- Problem: Each record must be reproduced exactly as it is shown.

A run of records
▬▬▬▬▬▬
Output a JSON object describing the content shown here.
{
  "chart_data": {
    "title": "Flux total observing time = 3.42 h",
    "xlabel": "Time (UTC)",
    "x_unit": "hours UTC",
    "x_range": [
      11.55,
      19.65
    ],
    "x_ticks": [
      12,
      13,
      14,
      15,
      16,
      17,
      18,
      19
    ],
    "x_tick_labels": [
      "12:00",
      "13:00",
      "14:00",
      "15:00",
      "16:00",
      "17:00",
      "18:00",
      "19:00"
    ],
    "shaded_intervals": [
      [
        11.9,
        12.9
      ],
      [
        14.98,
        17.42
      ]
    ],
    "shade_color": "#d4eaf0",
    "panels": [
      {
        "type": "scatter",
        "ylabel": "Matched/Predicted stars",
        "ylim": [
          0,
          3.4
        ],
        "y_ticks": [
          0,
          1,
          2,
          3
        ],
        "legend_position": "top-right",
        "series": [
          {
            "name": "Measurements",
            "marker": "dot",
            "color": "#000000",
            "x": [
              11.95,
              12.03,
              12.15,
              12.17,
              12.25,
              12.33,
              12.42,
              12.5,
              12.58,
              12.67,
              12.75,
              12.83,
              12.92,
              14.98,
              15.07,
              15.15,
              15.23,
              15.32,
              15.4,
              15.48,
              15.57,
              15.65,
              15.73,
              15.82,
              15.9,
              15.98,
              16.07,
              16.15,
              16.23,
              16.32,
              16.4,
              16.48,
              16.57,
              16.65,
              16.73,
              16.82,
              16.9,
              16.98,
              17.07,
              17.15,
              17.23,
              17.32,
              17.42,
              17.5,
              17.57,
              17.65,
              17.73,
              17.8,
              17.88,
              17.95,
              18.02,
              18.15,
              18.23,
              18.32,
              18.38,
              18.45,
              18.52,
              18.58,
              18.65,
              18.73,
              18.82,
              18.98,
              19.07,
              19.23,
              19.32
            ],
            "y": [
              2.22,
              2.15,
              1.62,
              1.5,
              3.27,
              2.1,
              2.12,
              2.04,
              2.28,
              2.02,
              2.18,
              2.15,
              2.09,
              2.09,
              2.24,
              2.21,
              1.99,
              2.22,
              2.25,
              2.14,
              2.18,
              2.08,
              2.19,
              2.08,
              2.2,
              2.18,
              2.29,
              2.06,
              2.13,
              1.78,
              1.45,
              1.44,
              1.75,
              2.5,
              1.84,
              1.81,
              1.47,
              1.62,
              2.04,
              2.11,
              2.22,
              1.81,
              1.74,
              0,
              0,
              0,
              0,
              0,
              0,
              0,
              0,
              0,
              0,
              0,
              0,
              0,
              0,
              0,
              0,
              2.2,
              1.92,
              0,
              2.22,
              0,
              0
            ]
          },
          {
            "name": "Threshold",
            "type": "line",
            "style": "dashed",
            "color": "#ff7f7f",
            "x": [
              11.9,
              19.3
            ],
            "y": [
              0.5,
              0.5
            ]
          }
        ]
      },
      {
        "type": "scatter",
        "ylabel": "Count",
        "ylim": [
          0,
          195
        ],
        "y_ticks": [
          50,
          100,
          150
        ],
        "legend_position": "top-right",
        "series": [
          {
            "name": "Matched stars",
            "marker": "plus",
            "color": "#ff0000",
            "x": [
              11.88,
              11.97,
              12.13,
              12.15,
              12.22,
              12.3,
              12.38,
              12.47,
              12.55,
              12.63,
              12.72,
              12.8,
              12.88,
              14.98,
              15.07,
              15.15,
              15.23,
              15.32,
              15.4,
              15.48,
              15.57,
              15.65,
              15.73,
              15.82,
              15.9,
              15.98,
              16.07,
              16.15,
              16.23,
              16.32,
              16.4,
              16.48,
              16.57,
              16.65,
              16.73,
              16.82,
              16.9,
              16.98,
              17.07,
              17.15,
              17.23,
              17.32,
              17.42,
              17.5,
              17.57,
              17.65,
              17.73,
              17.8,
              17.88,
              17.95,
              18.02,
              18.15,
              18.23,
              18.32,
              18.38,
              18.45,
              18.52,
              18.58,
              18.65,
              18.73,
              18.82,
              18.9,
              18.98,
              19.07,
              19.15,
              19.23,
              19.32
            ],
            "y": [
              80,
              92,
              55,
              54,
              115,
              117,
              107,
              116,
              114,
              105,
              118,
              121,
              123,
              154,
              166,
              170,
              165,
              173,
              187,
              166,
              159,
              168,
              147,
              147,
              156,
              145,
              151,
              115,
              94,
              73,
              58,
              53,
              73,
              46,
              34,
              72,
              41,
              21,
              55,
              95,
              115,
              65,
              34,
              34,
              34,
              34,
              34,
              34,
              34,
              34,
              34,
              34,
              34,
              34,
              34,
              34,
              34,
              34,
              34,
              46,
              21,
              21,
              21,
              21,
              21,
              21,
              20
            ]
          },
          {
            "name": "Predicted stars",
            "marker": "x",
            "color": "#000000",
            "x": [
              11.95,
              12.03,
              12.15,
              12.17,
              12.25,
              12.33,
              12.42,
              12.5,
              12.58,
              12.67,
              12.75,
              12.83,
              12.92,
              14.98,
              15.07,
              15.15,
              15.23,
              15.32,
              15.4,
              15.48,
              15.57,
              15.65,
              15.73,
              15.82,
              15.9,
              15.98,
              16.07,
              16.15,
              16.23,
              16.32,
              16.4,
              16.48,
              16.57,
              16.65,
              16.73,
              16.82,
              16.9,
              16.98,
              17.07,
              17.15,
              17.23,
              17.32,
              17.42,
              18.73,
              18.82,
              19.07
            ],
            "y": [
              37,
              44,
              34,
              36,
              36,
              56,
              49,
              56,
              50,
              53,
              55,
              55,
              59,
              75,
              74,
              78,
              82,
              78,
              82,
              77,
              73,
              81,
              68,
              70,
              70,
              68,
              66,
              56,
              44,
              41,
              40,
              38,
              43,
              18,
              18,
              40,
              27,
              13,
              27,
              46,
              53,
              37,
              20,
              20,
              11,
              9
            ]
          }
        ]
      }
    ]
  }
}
▬▬▬▬▬▬
- Response to this task:
Output a JSON object describing the content shown here.
{
  "chart_data": {
    "title": "Flux total observing time = 3.42 h",
    "xlabel": "Time (UTC)",
    "x_unit": "hours UTC",
    "x_range": [
      11.55,
      19.65
    ],
    "x_ticks": [
      12,
      13,
      14,
      15,
      16,
      17,
      18,
      19
    ],
    "x_tick_labels": [
      "12:00",
      "13:00",
      "14:00",
      "15:00",
      "16:00",
      "17:00",
      "18:00",
      "19:00"
    ],
    "shaded_intervals": [
      [
        11.9,
        12.9
      ],
      [
        14.98,
        17.42
      ]
    ],
    "shade_color": "#d4eaf0",
    "panels": [
      {
        "type": "scatter",
        "ylabel": "Matched/Predicted stars",
        "ylim": [
          0,
          3.4
        ],
        "y_ticks": [
          0,
          1,
          2,
          3
        ],
        "legend_position": "top-right",
        "series": [
          {
            "name": "Measurements",
            "marker": "dot",
            "color": "#000000",
            "x": [
              11.95,
              12.03,
              12.15,
              12.17,
              12.25,
              12.33,
              12.42,
              12.5,
              12.58,
              12.67,
              12.75,
              12.83,
              12.92,
              14.98,
              15.07,
              15.15,
              15.23,
              15.32,
              15.4,
              15.48,
              15.57,
              15.65,
              15.73,
              15.82,
              15.9,
              15.98,
              16.07,
              16.15,
              16.23,
              16.32,
              16.4,
              16.48,
              16.57,
              16.65,
              16.73,
              16.82,
              16.9,
              16.98,
              17.07,
              17.15,
              17.23,
              17.32,
              17.42,
              17.5,
              17.57,
              17.65,
              17.73,
              17.8,
              17.88,
              17.95,
              18.02,
              18.15,
              18.23,
              18.32,
              18.38,
              18.45,
              18.52,
              18.58,
              18.65,
              18.73,
              18.82,
              18.98,
              19.07,
              19.23,
              19.32
            ],
            "y": [
              2.22,
              2.15,
              1.62,
              1.5,
              3.27,
              2.1,
              2.12,
              2.04,
              2.28,
              2.02,
              2.18,
              2.15,
              2.09,
              2.09,
              2.24,
              2.21,
              1.99,
              2.22,
              2.25,
              2.14,
              2.18,
              2.08,
              2.19,
              2.08,
              2.2,
              2.18,
              2.29,
              2.06,
              2.13,
              1.78,
              1.45,
              1.44,
              1.75,
              2.5,
              1.84,
              1.81,
              1.47,
              1.62,
              2.04,
              2.11,
              2.22,
              1.81,
              1.74,
              0,
              0,
              0,
              0,
              0,
              0,
              0,
              0,
              0,
              0,
              0,
              0,
              0,
              0,
              0,
              0,
              2.2,
              1.92,
              0,
              2.22,
              0,
              0
            ]
          },
          {
            "name": "Threshold",
            "type": "line",
            "style": "dashed",
            "color": "#ff7f7f",
            "x": [
              11.9,
              19.3
            ],
            "y": [
              0.5,
              0.5
            ]
          }
        ]
      },
      {
        "type": "scatter",
        "ylabel": "Count",
        "ylim": [
          0,
          195
        ],
        "y_ticks": [
          50,
          100,
          150
        ],
        "legend_position": "top-right",
        "series": [
          {
            "name": "Matched stars",
            "marker": "plus",
            "color": "#ff0000",
            "x": [
              11.88,
              11.97,
              12.13,
              12.15,
              12.22,
              12.3,
              12.38,
              12.47,
              12.55,
              12.63,
              12.72,
              12.8,
              12.88,
              14.98,
              15.07,
              15.15,
              15.23,
              15.32,
              15.4,
              15.48,
              15.57,
              15.65,
              15.73,
              15.82,
              15.9,
              15.98,
              16.07,
              16.15,
              16.23,
              16.32,
              16.4,
              16.48,
              16.57,
              16.65,
              16.73,
              16.82,
              16.9,
              16.98,
              17.07,
              17.15,
              17.23,
              17.32,
              17.42,
              17.5,
              17.57,
              17.65,
              17.73,
              17.8,
              17.88,
              17.95,
              18.02,
              18.15,
              18.23,
              18.32,
              18.38,
              18.45,
              18.52,
              18.58,
              18.65,
              18.73,
              18.82,
              18.9,
              18.98,
              19.07,
              19.15,
              19.23,
              19.32
            ],
            "y": [
              80,
              92,
              55,
              54,
              115,
              117,
              107,
              116,
              114,
              105,
              118,
              121,
              123,
              154,
              166,
              170,
              165,
              173,
              187,
              166,
              159,
              168,
              147,
              147,
              156,
              145,
              151,
              115,
              94,
              73,
              58,
              53,
              73,
              46,
              34,
              72,
              41,
              21,
              55,
              95,
              115,
              65,
              34,
              34,
              34,
              34,
              34,
              34,
              34,
              34,
              34,
              34,
              34,
              34,
              34,
              34,
              34,
              34,
              34,
              46,
              21,
              21,
              21,
              21,
              21,
              21,
              20
            ]
          },
          {
            "name": "Predicted stars",
            "marker": "x",
            "color": "#000000",
            "x": [
              11.95,
              12.03,
              12.15,
              12.17,
              12.25,
              12.33,
              12.42,
              12.5,
              12.58,
              12.67,
              12.75,
              12.83,
              12.92,
              14.98,
              15.07,
              15.15,
              15.23,
              15.32,
              15.4,
              15.48,
              15.57,
              15.65,
              15.73,
              15.82,
              15.9,
              15.98,
              16.07,
              16.15,
              16.23,
              16.32,
              16.4,
              16.48,
              16.57,
              16.65,
              16.73,
              16.82,
              16.9,
              16.98,
              17.07,
              17.15,
              17.23,
              17.32,
              17.42,
              18.73,
              18.82,
              19.07
            ],
            "y": [
              37,
              44,
              34,
              36,
              36,
              56,
              49,
              56,
              50,
              53,
              55,
              55,
              59,
              75,
              74,
              78,
              82,
              78,
              82,
              77,
              73,
              81,
              68,
              70,
              70,
              68,
              66,
              56,
              44,
              41,
              40,
              38,
              43,
              18,
              18,
              40,
              27,
              13,
              27,
              46,
              53,
              37,
              20,
              20,
              11,
              9
            ]
          }
        ]
      }
    ]
  }
}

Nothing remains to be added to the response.